(Extracted data entries)
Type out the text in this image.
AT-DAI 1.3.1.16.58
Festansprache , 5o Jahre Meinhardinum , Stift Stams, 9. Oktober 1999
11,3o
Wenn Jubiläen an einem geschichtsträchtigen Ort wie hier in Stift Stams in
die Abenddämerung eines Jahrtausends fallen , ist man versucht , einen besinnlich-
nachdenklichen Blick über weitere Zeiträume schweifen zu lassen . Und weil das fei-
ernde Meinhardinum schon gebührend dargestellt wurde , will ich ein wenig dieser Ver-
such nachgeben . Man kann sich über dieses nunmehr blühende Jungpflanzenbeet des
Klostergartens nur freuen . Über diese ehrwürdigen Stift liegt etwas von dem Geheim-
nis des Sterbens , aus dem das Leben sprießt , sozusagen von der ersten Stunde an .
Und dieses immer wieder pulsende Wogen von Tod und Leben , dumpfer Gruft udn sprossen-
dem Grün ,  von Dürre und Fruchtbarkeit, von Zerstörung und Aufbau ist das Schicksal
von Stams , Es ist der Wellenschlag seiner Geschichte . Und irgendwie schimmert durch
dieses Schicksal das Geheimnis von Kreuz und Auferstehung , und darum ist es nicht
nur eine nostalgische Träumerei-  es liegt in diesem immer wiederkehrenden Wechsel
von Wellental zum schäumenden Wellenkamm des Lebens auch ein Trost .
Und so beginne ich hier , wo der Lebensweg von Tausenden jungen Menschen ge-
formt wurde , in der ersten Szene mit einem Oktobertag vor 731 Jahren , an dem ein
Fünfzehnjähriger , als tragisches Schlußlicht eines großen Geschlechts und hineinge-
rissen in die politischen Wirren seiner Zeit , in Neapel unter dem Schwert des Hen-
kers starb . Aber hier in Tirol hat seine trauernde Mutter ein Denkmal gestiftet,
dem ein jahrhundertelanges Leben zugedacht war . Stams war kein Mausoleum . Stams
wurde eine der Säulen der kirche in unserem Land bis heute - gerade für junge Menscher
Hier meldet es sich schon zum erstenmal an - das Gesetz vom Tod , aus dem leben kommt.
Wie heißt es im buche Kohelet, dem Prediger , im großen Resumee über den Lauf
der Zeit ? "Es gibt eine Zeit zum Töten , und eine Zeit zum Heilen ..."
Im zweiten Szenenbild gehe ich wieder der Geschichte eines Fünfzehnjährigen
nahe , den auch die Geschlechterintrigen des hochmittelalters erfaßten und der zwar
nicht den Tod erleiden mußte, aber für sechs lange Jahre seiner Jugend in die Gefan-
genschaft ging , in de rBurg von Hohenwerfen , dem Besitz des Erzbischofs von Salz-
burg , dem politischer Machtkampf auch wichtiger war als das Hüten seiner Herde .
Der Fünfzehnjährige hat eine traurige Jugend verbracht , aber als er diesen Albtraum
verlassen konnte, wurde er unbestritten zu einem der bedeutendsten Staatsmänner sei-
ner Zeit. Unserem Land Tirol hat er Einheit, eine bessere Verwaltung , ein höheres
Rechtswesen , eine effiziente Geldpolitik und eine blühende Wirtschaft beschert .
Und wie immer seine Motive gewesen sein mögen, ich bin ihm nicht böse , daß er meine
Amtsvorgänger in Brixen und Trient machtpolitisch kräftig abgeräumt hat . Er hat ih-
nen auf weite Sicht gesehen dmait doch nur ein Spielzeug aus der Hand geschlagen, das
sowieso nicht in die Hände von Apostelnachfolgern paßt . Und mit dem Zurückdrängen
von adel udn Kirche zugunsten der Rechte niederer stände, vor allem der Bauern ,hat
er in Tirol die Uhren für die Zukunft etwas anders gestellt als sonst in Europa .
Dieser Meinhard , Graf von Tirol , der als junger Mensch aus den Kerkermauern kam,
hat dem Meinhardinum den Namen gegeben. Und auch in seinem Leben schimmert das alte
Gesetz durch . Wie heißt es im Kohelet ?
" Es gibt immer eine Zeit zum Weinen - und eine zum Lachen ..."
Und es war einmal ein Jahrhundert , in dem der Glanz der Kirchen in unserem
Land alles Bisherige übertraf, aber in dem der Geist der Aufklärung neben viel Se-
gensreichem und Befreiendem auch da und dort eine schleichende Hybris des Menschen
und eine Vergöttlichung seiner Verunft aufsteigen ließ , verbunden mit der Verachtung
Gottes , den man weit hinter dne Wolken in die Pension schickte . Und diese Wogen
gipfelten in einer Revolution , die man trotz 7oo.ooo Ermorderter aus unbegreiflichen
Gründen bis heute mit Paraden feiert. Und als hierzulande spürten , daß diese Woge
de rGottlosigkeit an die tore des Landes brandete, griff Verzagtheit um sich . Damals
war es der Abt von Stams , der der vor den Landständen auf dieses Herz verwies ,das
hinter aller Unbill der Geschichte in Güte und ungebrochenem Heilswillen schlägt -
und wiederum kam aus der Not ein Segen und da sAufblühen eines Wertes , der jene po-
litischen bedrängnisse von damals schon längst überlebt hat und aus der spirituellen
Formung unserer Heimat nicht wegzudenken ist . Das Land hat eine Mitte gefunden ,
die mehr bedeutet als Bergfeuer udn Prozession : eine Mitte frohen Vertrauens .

**WRITTEN EXERCISE:**
Output all of the material exactly as written.

**CORRECT ANSWER:**
Type out the text in this image.
AT-DAI 1.3.1.16.58
Festansprache , 5o Jahre Meinhardinum , Stift Stams, 9. Oktober 1999
11,3o
Wenn Jubiläen an einem geschichtsträchtigen Ort wie hier in Stift Stams in
die Abenddämerung eines Jahrtausends fallen , ist man versucht , einen besinnlich-
nachdenklichen Blick über weitere Zeiträume schweifen zu lassen . Und weil das fei-
ernde Meinhardinum schon gebührend dargestellt wurde , will ich ein wenig dieser Ver-
such nachgeben . Man kann sich über dieses nunmehr blühende Jungpflanzenbeet des
Klostergartens nur freuen . Über diese ehrwürdigen Stift liegt etwas von dem Geheim-
nis des Sterbens , aus dem das Leben sprießt , sozusagen von der ersten Stunde an .
Und dieses immer wieder pulsende Wogen von Tod und Leben , dumpfer Gruft udn sprossen-
dem Grün ,  von Dürre und Fruchtbarkeit, von Zerstörung und Aufbau ist das Schicksal
von Stams , Es ist der Wellenschlag seiner Geschichte . Und irgendwie schimmert durch
dieses Schicksal das Geheimnis von Kreuz und Auferstehung , und darum ist es nicht
nur eine nostalgische Träumerei-  es liegt in diesem immer wiederkehrenden Wechsel
von Wellental zum schäumenden Wellenkamm des Lebens auch ein Trost .
Und so beginne ich hier , wo der Lebensweg von Tausenden jungen Menschen ge-
formt wurde , in der ersten Szene mit einem Oktobertag vor 731 Jahren , an dem ein
Fünfzehnjähriger , als tragisches Schlußlicht eines großen Geschlechts und hineinge-
rissen in die politischen Wirren seiner Zeit , in Neapel unter dem Schwert des Hen-
kers starb . Aber hier in Tirol hat seine trauernde Mutter ein Denkmal gestiftet,
dem ein jahrhundertelanges Leben zugedacht war . Stams war kein Mausoleum . Stams
wurde eine der Säulen der kirche in unserem Land bis heute - gerade für junge Menscher
Hier meldet es sich schon zum erstenmal an - das Gesetz vom Tod , aus dem leben kommt.
Wie heißt es im buche Kohelet, dem Prediger , im großen Resumee über den Lauf
der Zeit ? "Es gibt eine Zeit zum Töten , und eine Zeit zum Heilen ..."
Im zweiten Szenenbild gehe ich wieder der Geschichte eines Fünfzehnjährigen
nahe , den auch die Geschlechterintrigen des hochmittelalters erfaßten und der zwar
nicht den Tod erleiden mußte, aber für sechs lange Jahre seiner Jugend in die Gefan-
genschaft ging , in de rBurg von Hohenwerfen , dem Besitz des Erzbischofs von Salz-
burg , dem politischer Machtkampf auch wichtiger war als das Hüten seiner Herde .
Der Fünfzehnjährige hat eine traurige Jugend verbracht , aber als er diesen Albtraum
verlassen konnte, wurde er unbestritten zu einem der bedeutendsten Staatsmänner sei-
ner Zeit. Unserem Land Tirol hat er Einheit, eine bessere Verwaltung , ein höheres
Rechtswesen , eine effiziente Geldpolitik und eine blühende Wirtschaft beschert .
Und wie immer seine Motive gewesen sein mögen, ich bin ihm nicht böse , daß er meine
Amtsvorgänger in Brixen und Trient machtpolitisch kräftig abgeräumt hat . Er hat ih-
nen auf weite Sicht gesehen dmait doch nur ein Spielzeug aus der Hand geschlagen, das
sowieso nicht in die Hände von Apostelnachfolgern paßt . Und mit dem Zurückdrängen
von adel udn Kirche zugunsten der Rechte niederer stände, vor allem der Bauern ,hat
er in Tirol die Uhren für die Zukunft etwas anders gestellt als sonst in Europa .
Dieser Meinhard , Graf von Tirol , der als junger Mensch aus den Kerkermauern kam,
hat dem Meinhardinum den Namen gegeben. Und auch in seinem Leben schimmert das alte
Gesetz durch . Wie heißt es im Kohelet ?
" Es gibt immer eine Zeit zum Weinen - und eine zum Lachen ..."
Und es war einmal ein Jahrhundert , in dem der Glanz der Kirchen in unserem
Land alles Bisherige übertraf, aber in dem der Geist der Aufklärung neben viel Se-
gensreichem und Befreiendem auch da und dort eine schleichende Hybris des Menschen
und eine Vergöttlichung seiner Verunft aufsteigen ließ , verbunden mit der Verachtung
Gottes , den man weit hinter dne Wolken in die Pension schickte . Und diese Wogen
gipfelten in einer Revolution , die man trotz 7oo.ooo Ermorderter aus unbegreiflichen
Gründen bis heute mit Paraden feiert. Und als hierzulande spürten , daß diese Woge
de rGottlosigkeit an die tore des Landes brandete, griff Verzagtheit um sich . Damals
war es der Abt von Stams , der der vor den Landständen auf dieses Herz verwies ,das
hinter aller Unbill der Geschichte in Güte und ungebrochenem Heilswillen schlägt -
und wiederum kam aus der Not ein Segen und da sAufblühen eines Wertes , der jene po-
litischen bedrängnisse von damals schon längst überlebt hat und aus der spirituellen
Formung unserer Heimat nicht wegzudenken ist . Das Land hat eine Mitte gefunden ,
die mehr bedeutet als Bergfeuer udn Prozession : eine Mitte frohen Vertrauens .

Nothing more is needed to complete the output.